JOB
Identify each line below containing the string "color" and copy it.

--- Start INPUT ROWS ---

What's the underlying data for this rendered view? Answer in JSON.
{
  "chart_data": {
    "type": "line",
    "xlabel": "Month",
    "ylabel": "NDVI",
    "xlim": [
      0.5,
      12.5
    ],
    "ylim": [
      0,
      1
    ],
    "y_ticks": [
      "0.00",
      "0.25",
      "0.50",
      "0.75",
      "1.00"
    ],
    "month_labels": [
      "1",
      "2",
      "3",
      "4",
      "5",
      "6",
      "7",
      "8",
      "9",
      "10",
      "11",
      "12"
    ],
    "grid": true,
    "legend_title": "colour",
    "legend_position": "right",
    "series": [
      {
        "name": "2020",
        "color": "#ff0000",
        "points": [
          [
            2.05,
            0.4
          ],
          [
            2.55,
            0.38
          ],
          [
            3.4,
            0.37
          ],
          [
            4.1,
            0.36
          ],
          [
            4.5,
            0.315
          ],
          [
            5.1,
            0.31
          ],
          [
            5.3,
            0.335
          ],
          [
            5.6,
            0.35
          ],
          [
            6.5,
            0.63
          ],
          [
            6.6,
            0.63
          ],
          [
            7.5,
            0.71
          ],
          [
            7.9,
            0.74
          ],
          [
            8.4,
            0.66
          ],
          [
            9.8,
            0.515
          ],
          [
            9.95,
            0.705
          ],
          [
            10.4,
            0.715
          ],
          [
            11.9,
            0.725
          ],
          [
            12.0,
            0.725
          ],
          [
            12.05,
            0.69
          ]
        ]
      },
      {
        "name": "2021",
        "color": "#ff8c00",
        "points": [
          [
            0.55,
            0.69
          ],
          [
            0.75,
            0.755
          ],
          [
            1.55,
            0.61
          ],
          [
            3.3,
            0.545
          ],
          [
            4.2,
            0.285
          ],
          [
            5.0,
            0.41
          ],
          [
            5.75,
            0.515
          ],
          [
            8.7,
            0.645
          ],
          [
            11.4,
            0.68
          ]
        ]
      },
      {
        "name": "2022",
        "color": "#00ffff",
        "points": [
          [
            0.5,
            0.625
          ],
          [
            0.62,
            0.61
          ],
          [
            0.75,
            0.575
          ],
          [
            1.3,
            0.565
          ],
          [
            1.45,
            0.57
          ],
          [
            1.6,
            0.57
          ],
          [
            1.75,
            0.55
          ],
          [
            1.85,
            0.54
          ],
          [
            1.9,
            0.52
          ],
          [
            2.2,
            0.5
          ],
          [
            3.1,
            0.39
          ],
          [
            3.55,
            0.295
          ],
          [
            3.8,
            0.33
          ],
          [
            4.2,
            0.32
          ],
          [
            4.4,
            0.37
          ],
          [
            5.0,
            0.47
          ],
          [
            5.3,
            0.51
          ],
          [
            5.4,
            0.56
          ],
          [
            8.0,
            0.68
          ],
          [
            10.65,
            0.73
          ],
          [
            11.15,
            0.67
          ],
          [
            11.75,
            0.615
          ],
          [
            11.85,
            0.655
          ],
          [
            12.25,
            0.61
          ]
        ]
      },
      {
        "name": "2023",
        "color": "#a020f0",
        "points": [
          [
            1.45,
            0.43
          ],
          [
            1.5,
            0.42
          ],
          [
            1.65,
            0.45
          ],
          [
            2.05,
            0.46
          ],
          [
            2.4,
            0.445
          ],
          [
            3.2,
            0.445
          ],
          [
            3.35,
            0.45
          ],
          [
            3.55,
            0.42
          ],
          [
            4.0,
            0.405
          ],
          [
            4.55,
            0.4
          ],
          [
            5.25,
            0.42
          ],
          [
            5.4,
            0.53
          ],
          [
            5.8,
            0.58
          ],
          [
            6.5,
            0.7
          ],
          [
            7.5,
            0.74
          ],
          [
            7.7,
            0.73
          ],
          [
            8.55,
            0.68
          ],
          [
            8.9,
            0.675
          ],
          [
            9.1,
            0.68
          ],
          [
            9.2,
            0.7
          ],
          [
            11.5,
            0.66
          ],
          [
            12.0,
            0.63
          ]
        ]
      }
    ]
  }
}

--- End INPUT ROWS ---

THE SOLUTION
        "color": "#ff0000",
        "color": "#ff8c00",
        "color": "#00ffff",
        "color": "#a020f0",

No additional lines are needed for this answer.